▶ _Set task_
Copy out all of the data below line for line, with no changes.

>> BEGIN

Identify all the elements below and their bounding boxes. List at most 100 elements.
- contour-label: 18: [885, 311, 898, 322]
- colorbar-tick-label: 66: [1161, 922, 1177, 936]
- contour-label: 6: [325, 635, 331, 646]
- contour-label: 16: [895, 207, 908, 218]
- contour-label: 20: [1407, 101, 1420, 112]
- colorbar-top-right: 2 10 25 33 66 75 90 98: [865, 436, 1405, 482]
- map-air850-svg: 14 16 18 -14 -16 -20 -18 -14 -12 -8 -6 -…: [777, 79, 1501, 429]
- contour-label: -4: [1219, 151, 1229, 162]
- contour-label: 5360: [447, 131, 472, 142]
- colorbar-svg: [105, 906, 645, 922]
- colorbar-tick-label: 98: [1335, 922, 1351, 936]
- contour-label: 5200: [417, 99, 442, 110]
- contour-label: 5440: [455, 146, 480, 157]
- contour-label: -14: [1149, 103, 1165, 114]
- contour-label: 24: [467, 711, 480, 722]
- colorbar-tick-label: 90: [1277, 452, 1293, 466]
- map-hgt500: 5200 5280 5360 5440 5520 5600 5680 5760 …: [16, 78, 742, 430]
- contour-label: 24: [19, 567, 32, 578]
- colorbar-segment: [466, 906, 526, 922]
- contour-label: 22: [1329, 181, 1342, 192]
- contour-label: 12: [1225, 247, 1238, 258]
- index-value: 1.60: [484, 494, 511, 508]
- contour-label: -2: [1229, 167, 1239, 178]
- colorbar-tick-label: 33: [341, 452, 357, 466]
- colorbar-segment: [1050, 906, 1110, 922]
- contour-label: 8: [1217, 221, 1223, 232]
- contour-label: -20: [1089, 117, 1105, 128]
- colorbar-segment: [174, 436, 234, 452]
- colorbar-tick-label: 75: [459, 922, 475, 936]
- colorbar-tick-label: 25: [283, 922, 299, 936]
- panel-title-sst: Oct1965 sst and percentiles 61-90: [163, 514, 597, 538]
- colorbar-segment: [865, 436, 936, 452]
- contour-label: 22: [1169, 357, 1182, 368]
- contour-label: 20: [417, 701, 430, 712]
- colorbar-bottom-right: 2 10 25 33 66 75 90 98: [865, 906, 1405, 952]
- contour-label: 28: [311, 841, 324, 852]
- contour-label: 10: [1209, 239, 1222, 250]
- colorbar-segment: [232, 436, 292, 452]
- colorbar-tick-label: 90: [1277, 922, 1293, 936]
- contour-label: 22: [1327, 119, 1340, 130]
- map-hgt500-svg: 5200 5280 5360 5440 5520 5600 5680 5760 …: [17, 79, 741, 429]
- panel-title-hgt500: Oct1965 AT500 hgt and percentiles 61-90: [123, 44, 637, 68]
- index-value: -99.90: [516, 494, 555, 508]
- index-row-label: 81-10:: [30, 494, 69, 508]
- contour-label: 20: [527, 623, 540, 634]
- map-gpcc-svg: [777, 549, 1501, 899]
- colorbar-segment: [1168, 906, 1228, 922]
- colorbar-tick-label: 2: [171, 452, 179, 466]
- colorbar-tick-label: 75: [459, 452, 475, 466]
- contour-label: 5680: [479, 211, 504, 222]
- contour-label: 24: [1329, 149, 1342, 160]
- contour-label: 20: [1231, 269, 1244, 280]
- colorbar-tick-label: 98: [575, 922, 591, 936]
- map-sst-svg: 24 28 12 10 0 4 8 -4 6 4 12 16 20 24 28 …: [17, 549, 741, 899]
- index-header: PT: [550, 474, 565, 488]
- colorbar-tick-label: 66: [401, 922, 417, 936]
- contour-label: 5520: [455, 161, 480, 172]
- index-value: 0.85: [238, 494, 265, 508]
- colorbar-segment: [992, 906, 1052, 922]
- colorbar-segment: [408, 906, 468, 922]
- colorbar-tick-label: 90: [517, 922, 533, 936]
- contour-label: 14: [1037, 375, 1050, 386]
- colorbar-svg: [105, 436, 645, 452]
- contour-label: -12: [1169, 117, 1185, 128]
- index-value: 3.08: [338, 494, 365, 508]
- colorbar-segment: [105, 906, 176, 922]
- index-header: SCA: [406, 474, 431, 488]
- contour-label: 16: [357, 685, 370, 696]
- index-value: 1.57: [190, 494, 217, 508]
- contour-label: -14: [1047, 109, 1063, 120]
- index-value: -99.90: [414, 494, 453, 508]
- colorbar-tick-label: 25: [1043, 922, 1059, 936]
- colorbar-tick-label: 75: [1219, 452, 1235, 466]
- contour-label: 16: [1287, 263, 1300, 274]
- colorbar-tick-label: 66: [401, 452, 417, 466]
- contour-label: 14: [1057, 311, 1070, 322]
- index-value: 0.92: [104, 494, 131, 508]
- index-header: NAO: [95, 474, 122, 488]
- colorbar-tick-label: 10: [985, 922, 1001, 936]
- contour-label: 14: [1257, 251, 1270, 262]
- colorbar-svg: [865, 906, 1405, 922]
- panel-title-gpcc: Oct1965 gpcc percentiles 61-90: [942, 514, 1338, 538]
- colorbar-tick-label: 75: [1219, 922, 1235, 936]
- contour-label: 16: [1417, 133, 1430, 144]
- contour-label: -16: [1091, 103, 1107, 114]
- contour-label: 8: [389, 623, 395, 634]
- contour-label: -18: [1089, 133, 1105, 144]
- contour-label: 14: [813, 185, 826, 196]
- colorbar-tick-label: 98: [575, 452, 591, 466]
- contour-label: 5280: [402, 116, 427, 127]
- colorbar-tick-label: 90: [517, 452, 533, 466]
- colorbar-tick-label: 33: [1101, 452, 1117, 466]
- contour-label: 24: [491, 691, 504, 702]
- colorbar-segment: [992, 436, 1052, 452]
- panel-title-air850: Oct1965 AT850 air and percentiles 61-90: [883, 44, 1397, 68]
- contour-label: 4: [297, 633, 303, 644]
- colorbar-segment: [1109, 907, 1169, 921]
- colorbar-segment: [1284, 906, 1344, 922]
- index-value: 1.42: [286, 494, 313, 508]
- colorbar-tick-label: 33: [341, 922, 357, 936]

>> END

▶ _Reply_
Identify all the elements below and their bounding boxes. List at most 100 elements.
- contour-label: 18: [885, 311, 898, 322]
- colorbar-tick-label: 66: [1161, 922, 1177, 936]
- contour-label: 6: [325, 635, 331, 646]
- contour-label: 16: [895, 207, 908, 218]
- contour-label: 20: [1407, 101, 1420, 112]
- colorbar-top-right: 2 10 25 33 66 75 90 98: [865, 436, 1405, 482]
- map-air850-svg: 14 16 18 -14 -16 -20 -18 -14 -12 -8 -6 -…: [777, 79, 1501, 429]
- contour-label: -4: [1219, 151, 1229, 162]
- contour-label: 5360: [447, 131, 472, 142]
- colorbar-svg: [105, 906, 645, 922]
- colorbar-tick-label: 98: [1335, 922, 1351, 936]
- contour-label: 5200: [417, 99, 442, 110]
- contour-label: 5440: [455, 146, 480, 157]
- contour-label: -14: [1149, 103, 1165, 114]
- contour-label: 24: [467, 711, 480, 722]
- colorbar-tick-label: 90: [1277, 452, 1293, 466]
- map-hgt500: 5200 5280 5360 5440 5520 5600 5680 5760 …: [16, 78, 742, 430]
- contour-label: 24: [19, 567, 32, 578]
- colorbar-segment: [466, 906, 526, 922]
- contour-label: 22: [1329, 181, 1342, 192]
- contour-label: 12: [1225, 247, 1238, 258]
- index-value: 1.60: [484, 494, 511, 508]
- contour-label: -2: [1229, 167, 1239, 178]
- colorbar-tick-label: 33: [341, 452, 357, 466]
- colorbar-segment: [1050, 906, 1110, 922]
- contour-label: 8: [1217, 221, 1223, 232]
- contour-label: -20: [1089, 117, 1105, 128]
- colorbar-segment: [174, 436, 234, 452]
- colorbar-tick-label: 75: [459, 922, 475, 936]
- colorbar-tick-label: 25: [283, 922, 299, 936]
- panel-title-sst: Oct1965 sst and percentiles 61-90: [163, 514, 597, 538]
- colorbar-segment: [865, 436, 936, 452]
- contour-label: 22: [1169, 357, 1182, 368]
- contour-label: 20: [417, 701, 430, 712]
- colorbar-bottom-right: 2 10 25 33 66 75 90 98: [865, 906, 1405, 952]
- contour-label: 28: [311, 841, 324, 852]
- contour-label: 10: [1209, 239, 1222, 250]
- colorbar-segment: [232, 436, 292, 452]
- colorbar-tick-label: 90: [1277, 922, 1293, 936]
- contour-label: 22: [1327, 119, 1340, 130]
- map-hgt500-svg: 5200 5280 5360 5440 5520 5600 5680 5760 …: [17, 79, 741, 429]
- panel-title-hgt500: Oct1965 AT500 hgt and percentiles 61-90: [123, 44, 637, 68]
- index-value: -99.90: [516, 494, 555, 508]
- index-row-label: 81-10:: [30, 494, 69, 508]
- contour-label: 20: [527, 623, 540, 634]
- map-gpcc-svg: [777, 549, 1501, 899]
- colorbar-segment: [1168, 906, 1228, 922]
- colorbar-tick-label: 2: [171, 452, 179, 466]
- colorbar-tick-label: 75: [459, 452, 475, 466]
- contour-label: 5680: [479, 211, 504, 222]
- contour-label: 24: [1329, 149, 1342, 160]
- contour-label: 20: [1231, 269, 1244, 280]
- colorbar-tick-label: 98: [575, 922, 591, 936]
- map-sst-svg: 24 28 12 10 0 4 8 -4 6 4 12 16 20 24 28 …: [17, 549, 741, 899]
- index-header: PT: [550, 474, 565, 488]
- colorbar-tick-label: 66: [401, 922, 417, 936]
- contour-label: 5520: [455, 161, 480, 172]
- index-value: 0.85: [238, 494, 265, 508]
- colorbar-segment: [992, 906, 1052, 922]
- colorbar-segment: [408, 906, 468, 922]
- colorbar-tick-label: 90: [517, 922, 533, 936]
- contour-label: 14: [1037, 375, 1050, 386]
- colorbar-svg: [105, 436, 645, 452]
- contour-label: -12: [1169, 117, 1185, 128]
- index-value: 3.08: [338, 494, 365, 508]
- colorbar-segment: [105, 906, 176, 922]
- index-header: SCA: [406, 474, 431, 488]
- contour-label: 16: [357, 685, 370, 696]
- index-value: 1.57: [190, 494, 217, 508]
- contour-label: -14: [1047, 109, 1063, 120]
- index-value: -99.90: [414, 494, 453, 508]
- colorbar-tick-label: 25: [1043, 922, 1059, 936]
- colorbar-tick-label: 75: [1219, 452, 1235, 466]
- contour-label: 16: [1287, 263, 1300, 274]
- colorbar-tick-label: 66: [401, 452, 417, 466]
- contour-label: 14: [1057, 311, 1070, 322]
- index-value: 0.92: [104, 494, 131, 508]
- index-header: NAO: [95, 474, 122, 488]
- colorbar-tick-label: 10: [985, 922, 1001, 936]
- contour-label: 14: [1257, 251, 1270, 262]
- colorbar-svg: [865, 906, 1405, 922]
- panel-title-gpcc: Oct1965 gpcc percentiles 61-90: [942, 514, 1338, 538]
- colorbar-tick-label: 75: [1219, 922, 1235, 936]
- contour-label: 16: [1417, 133, 1430, 144]
- contour-label: -16: [1091, 103, 1107, 114]
- contour-label: 8: [389, 623, 395, 634]
- contour-label: -18: [1089, 133, 1105, 144]
- contour-label: 14: [813, 185, 826, 196]
- colorbar-tick-label: 98: [575, 452, 591, 466]
- contour-label: 5280: [402, 116, 427, 127]
- colorbar-tick-label: 90: [517, 452, 533, 466]
- colorbar-tick-label: 33: [1101, 452, 1117, 466]
- contour-label: 24: [491, 691, 504, 702]
- colorbar-segment: [992, 436, 1052, 452]
- panel-title-air850: Oct1965 AT850 air and percentiles 61-90: [883, 44, 1397, 68]
- contour-label: 4: [297, 633, 303, 644]
- colorbar-segment: [1109, 907, 1169, 921]
- colorbar-segment: [1284, 906, 1344, 922]
- index-value: 1.42: [286, 494, 313, 508]
- colorbar-tick-label: 33: [341, 922, 357, 936]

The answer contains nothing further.